WHAT YOU WILL DO
Identify the lines that include the word "where", then copy all of them.
┏━━
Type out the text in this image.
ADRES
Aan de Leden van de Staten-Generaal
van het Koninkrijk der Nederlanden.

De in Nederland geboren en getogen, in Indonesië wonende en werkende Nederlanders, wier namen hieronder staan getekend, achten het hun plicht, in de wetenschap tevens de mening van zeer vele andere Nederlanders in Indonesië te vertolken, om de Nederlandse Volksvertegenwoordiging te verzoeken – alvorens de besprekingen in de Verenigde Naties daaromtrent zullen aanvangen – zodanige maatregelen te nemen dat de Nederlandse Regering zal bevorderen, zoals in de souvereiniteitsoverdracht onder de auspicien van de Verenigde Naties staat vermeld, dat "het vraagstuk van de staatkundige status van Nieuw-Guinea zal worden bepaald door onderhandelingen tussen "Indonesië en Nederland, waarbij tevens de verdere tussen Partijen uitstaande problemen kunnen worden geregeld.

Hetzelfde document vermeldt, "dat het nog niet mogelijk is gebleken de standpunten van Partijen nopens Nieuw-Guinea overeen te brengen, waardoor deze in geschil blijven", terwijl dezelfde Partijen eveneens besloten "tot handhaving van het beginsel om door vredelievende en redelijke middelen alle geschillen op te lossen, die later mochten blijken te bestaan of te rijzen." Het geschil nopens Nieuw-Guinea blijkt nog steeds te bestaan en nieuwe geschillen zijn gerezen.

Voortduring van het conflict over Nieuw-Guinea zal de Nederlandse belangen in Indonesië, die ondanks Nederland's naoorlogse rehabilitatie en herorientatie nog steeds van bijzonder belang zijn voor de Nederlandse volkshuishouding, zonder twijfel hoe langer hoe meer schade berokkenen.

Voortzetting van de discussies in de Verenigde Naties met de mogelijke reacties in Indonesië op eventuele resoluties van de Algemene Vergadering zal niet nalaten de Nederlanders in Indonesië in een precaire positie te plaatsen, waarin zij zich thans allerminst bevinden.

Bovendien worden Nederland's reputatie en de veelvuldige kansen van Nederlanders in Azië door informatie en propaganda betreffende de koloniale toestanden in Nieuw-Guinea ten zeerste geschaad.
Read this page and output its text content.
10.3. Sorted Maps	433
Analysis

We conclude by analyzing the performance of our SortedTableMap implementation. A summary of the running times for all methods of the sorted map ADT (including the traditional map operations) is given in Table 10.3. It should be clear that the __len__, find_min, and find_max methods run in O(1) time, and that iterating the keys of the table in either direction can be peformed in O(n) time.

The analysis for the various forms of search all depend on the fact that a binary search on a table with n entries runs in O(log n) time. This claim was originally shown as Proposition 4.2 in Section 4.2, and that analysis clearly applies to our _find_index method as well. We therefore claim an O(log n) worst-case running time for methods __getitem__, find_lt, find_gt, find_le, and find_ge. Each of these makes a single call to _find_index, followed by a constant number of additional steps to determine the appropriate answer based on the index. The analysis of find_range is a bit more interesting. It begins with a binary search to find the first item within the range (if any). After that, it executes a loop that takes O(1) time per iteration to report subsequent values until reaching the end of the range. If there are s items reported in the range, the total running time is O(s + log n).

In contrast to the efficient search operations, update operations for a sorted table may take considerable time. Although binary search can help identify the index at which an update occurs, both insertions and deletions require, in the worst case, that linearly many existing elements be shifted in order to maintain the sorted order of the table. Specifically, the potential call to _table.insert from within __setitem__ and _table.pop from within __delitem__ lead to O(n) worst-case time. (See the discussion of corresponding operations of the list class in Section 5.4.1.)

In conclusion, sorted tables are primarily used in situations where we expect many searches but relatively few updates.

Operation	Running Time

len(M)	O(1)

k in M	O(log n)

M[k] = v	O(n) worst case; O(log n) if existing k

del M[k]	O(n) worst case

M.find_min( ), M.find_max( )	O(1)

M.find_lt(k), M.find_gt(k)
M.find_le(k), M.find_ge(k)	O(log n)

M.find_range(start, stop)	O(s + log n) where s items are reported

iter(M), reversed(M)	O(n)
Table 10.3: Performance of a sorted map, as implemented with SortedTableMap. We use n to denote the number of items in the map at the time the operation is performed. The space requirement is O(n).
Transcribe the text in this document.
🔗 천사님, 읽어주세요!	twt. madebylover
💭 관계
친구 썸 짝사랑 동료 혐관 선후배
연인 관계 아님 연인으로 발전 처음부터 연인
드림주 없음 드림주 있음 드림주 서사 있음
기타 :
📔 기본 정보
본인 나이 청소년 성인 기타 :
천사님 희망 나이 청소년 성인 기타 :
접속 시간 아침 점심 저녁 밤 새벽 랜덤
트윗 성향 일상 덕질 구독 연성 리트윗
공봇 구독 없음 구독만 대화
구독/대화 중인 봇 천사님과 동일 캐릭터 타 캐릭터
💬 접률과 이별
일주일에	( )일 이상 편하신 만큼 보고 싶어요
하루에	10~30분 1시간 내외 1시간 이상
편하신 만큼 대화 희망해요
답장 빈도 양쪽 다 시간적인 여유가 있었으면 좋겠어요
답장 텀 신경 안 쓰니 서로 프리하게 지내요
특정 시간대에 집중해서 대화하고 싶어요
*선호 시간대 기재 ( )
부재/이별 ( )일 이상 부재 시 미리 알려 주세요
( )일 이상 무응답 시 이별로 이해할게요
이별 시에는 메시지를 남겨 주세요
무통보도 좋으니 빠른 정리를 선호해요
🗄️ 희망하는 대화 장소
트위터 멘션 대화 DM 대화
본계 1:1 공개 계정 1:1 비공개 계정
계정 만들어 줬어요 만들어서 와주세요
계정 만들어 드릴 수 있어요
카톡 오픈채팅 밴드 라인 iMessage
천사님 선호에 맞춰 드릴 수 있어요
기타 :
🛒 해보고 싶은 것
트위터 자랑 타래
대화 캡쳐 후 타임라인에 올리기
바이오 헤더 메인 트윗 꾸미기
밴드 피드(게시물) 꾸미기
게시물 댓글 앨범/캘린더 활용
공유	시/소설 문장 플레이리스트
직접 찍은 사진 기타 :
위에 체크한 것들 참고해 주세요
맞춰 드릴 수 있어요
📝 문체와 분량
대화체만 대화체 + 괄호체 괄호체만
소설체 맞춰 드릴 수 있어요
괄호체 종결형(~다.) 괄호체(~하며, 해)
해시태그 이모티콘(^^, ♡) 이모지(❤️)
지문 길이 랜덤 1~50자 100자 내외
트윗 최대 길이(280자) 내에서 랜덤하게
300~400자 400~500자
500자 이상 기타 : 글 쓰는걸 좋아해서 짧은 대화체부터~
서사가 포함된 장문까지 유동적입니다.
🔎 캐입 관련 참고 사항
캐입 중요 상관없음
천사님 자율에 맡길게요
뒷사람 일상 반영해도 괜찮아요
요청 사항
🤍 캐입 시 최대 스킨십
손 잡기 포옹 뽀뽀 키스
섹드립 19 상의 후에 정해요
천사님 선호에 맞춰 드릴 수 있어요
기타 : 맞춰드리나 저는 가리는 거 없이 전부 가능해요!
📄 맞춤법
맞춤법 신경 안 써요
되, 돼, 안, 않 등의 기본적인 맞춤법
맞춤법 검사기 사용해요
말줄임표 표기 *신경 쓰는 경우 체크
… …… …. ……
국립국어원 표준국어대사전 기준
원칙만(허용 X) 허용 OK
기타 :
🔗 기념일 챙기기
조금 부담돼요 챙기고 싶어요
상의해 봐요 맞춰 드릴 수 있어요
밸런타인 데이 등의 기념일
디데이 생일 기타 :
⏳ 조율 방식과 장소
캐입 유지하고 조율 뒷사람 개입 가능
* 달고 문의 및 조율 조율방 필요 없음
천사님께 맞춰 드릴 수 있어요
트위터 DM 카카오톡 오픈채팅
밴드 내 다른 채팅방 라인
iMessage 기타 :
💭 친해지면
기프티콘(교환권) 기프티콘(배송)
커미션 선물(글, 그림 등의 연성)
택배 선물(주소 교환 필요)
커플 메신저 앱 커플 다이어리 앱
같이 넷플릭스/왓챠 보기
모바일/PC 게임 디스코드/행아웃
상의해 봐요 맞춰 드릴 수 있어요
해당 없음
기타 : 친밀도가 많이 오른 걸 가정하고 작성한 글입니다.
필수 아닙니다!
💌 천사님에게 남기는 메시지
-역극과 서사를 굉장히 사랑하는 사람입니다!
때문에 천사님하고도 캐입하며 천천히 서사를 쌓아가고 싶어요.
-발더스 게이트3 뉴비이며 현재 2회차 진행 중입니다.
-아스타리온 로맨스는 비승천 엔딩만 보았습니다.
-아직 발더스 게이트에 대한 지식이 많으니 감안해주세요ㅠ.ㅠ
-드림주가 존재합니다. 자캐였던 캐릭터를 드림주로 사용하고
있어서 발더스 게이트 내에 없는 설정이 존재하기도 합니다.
┗━━
EXERCISE OUTPUT
In conclusion, sorted tables are primarily used in situations where we expect many searches but relatively few updates.
M.find_range(start, stop)	O(s + log n) where s items are reported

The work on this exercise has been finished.